#### REQUIRED WORK:
Copy out every line of the data exactly.

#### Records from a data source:

============================================================

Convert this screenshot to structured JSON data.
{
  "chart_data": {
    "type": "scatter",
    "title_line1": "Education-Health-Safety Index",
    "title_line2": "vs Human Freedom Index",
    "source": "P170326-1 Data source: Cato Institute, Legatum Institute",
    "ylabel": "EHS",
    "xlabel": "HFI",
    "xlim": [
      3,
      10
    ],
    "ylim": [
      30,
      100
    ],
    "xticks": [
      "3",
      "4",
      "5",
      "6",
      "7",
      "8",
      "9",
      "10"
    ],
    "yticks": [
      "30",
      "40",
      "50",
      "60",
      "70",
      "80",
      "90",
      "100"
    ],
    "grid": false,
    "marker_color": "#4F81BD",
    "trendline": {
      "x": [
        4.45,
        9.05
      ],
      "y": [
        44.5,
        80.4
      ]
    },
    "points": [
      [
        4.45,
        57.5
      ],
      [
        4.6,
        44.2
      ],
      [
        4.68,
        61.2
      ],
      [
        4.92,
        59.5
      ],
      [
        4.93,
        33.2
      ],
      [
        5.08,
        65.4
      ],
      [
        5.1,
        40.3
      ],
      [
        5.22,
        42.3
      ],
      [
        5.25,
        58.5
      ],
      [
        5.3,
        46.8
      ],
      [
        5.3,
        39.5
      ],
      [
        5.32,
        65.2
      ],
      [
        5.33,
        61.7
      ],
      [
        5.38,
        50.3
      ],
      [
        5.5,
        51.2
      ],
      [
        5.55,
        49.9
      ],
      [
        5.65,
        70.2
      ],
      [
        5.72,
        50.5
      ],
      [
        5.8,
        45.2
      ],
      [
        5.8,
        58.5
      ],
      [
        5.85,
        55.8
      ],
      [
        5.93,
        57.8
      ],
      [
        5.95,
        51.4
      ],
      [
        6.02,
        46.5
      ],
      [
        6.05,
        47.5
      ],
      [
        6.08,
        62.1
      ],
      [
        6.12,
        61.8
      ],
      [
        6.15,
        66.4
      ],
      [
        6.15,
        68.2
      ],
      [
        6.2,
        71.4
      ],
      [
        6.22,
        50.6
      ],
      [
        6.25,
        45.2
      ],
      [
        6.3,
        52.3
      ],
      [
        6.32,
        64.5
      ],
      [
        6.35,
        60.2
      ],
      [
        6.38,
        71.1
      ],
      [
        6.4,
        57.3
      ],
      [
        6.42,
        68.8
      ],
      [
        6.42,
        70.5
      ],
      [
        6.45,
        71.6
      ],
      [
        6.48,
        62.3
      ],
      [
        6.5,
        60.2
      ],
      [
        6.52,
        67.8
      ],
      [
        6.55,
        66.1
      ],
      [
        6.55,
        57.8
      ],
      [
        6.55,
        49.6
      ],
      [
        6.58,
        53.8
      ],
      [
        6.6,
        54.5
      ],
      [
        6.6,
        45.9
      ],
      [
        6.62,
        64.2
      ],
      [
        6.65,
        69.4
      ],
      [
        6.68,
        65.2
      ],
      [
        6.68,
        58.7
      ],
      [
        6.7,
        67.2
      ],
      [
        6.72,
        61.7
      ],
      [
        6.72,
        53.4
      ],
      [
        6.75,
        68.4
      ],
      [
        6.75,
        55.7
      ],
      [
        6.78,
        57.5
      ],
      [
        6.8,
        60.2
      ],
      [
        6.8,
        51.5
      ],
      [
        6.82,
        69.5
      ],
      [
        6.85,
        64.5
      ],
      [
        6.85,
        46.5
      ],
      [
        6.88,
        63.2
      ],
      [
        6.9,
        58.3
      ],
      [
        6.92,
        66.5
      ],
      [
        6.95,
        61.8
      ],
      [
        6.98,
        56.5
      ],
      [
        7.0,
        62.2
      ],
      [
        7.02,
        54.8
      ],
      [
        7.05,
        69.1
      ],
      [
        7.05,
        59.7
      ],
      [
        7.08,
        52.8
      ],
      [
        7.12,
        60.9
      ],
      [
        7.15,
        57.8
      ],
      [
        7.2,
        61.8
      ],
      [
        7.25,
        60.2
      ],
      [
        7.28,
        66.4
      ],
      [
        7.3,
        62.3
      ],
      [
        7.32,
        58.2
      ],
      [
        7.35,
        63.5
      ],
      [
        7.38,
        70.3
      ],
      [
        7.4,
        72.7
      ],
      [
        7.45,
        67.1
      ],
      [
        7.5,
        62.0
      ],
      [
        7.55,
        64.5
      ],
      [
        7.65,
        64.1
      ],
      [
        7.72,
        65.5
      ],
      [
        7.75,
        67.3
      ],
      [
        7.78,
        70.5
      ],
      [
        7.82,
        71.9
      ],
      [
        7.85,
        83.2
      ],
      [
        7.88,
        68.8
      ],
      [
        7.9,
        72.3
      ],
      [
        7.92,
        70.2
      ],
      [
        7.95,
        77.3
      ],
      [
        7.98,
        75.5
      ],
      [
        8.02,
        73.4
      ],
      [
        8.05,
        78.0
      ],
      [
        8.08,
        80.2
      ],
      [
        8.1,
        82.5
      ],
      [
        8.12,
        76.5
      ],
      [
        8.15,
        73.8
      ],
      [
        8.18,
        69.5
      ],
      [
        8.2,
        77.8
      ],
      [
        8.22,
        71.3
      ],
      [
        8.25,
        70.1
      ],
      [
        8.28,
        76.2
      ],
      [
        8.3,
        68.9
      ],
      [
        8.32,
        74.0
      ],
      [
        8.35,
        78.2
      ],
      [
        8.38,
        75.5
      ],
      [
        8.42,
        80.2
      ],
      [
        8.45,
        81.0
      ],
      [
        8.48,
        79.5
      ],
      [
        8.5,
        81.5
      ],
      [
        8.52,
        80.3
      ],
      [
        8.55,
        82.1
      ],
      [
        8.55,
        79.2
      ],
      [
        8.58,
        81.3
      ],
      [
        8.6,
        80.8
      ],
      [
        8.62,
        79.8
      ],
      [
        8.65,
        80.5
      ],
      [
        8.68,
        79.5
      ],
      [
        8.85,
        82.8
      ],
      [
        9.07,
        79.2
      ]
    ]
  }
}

============================================================

#### WRITTEN REPLY:
Convert this screenshot to structured JSON data.
{
  "chart_data": {
    "type": "scatter",
    "title_line1": "Education-Health-Safety Index",
    "title_line2": "vs Human Freedom Index",
    "source": "P170326-1 Data source: Cato Institute, Legatum Institute",
    "ylabel": "EHS",
    "xlabel": "HFI",
    "xlim": [
      3,
      10
    ],
    "ylim": [
      30,
      100
    ],
    "xticks": [
      "3",
      "4",
      "5",
      "6",
      "7",
      "8",
      "9",
      "10"
    ],
    "yticks": [
      "30",
      "40",
      "50",
      "60",
      "70",
      "80",
      "90",
      "100"
    ],
    "grid": false,
    "marker_color": "#4F81BD",
    "trendline": {
      "x": [
        4.45,
        9.05
      ],
      "y": [
        44.5,
        80.4
      ]
    },
    "points": [
      [
        4.45,
        57.5
      ],
      [
        4.6,
        44.2
      ],
      [
        4.68,
        61.2
      ],
      [
        4.92,
        59.5
      ],
      [
        4.93,
        33.2
      ],
      [
        5.08,
        65.4
      ],
      [
        5.1,
        40.3
      ],
      [
        5.22,
        42.3
      ],
      [
        5.25,
        58.5
      ],
      [
        5.3,
        46.8
      ],
      [
        5.3,
        39.5
      ],
      [
        5.32,
        65.2
      ],
      [
        5.33,
        61.7
      ],
      [
        5.38,
        50.3
      ],
      [
        5.5,
        51.2
      ],
      [
        5.55,
        49.9
      ],
      [
        5.65,
        70.2
      ],
      [
        5.72,
        50.5
      ],
      [
        5.8,
        45.2
      ],
      [
        5.8,
        58.5
      ],
      [
        5.85,
        55.8
      ],
      [
        5.93,
        57.8
      ],
      [
        5.95,
        51.4
      ],
      [
        6.02,
        46.5
      ],
      [
        6.05,
        47.5
      ],
      [
        6.08,
        62.1
      ],
      [
        6.12,
        61.8
      ],
      [
        6.15,
        66.4
      ],
      [
        6.15,
        68.2
      ],
      [
        6.2,
        71.4
      ],
      [
        6.22,
        50.6
      ],
      [
        6.25,
        45.2
      ],
      [
        6.3,
        52.3
      ],
      [
        6.32,
        64.5
      ],
      [
        6.35,
        60.2
      ],
      [
        6.38,
        71.1
      ],
      [
        6.4,
        57.3
      ],
      [
        6.42,
        68.8
      ],
      [
        6.42,
        70.5
      ],
      [
        6.45,
        71.6
      ],
      [
        6.48,
        62.3
      ],
      [
        6.5,
        60.2
      ],
      [
        6.52,
        67.8
      ],
      [
        6.55,
        66.1
      ],
      [
        6.55,
        57.8
      ],
      [
        6.55,
        49.6
      ],
      [
        6.58,
        53.8
      ],
      [
        6.6,
        54.5
      ],
      [
        6.6,
        45.9
      ],
      [
        6.62,
        64.2
      ],
      [
        6.65,
        69.4
      ],
      [
        6.68,
        65.2
      ],
      [
        6.68,
        58.7
      ],
      [
        6.7,
        67.2
      ],
      [
        6.72,
        61.7
      ],
      [
        6.72,
        53.4
      ],
      [
        6.75,
        68.4
      ],
      [
        6.75,
        55.7
      ],
      [
        6.78,
        57.5
      ],
      [
        6.8,
        60.2
      ],
      [
        6.8,
        51.5
      ],
      [
        6.82,
        69.5
      ],
      [
        6.85,
        64.5
      ],
      [
        6.85,
        46.5
      ],
      [
        6.88,
        63.2
      ],
      [
        6.9,
        58.3
      ],
      [
        6.92,
        66.5
      ],
      [
        6.95,
        61.8
      ],
      [
        6.98,
        56.5
      ],
      [
        7.0,
        62.2
      ],
      [
        7.02,
        54.8
      ],
      [
        7.05,
        69.1
      ],
      [
        7.05,
        59.7
      ],
      [
        7.08,
        52.8
      ],
      [
        7.12,
        60.9
      ],
      [
        7.15,
        57.8
      ],
      [
        7.2,
        61.8
      ],
      [
        7.25,
        60.2
      ],
      [
        7.28,
        66.4
      ],
      [
        7.3,
        62.3
      ],
      [
        7.32,
        58.2
      ],
      [
        7.35,
        63.5
      ],
      [
        7.38,
        70.3
      ],
      [
        7.4,
        72.7
      ],
      [
        7.45,
        67.1
      ],
      [
        7.5,
        62.0
      ],
      [
        7.55,
        64.5
      ],
      [
        7.65,
        64.1
      ],
      [
        7.72,
        65.5
      ],
      [
        7.75,
        67.3
      ],
      [
        7.78,
        70.5
      ],
      [
        7.82,
        71.9
      ],
      [
        7.85,
        83.2
      ],
      [
        7.88,
        68.8
      ],
      [
        7.9,
        72.3
      ],
      [
        7.92,
        70.2
      ],
      [
        7.95,
        77.3
      ],
      [
        7.98,
        75.5
      ],
      [
        8.02,
        73.4
      ],
      [
        8.05,
        78.0
      ],
      [
        8.08,
        80.2
      ],
      [
        8.1,
        82.5
      ],
      [
        8.12,
        76.5
      ],
      [
        8.15,
        73.8
      ],
      [
        8.18,
        69.5
      ],
      [
        8.2,
        77.8
      ],
      [
        8.22,
        71.3
      ],
      [
        8.25,
        70.1
      ],
      [
        8.28,
        76.2
      ],
      [
        8.3,
        68.9
      ],
      [
        8.32,
        74.0
      ],
      [
        8.35,
        78.2
      ],
      [
        8.38,
        75.5
      ],
      [
        8.42,
        80.2
      ],
      [
        8.45,
        81.0
      ],
      [
        8.48,
        79.5
      ],
      [
        8.5,
        81.5
      ],
      [
        8.52,
        80.3
      ],
      [
        8.55,
        82.1
      ],
      [
        8.55,
        79.2
      ],
      [
        8.58,
        81.3
      ],
      [
        8.6,
        80.8
      ],
      [
        8.62,
        79.8
      ],
      [
        8.65,
        80.5
      ],
      [
        8.68,
        79.5
      ],
      [
        8.85,
        82.8
      ],
      [
        9.07,
        79.2
      ]
    ]
  }
}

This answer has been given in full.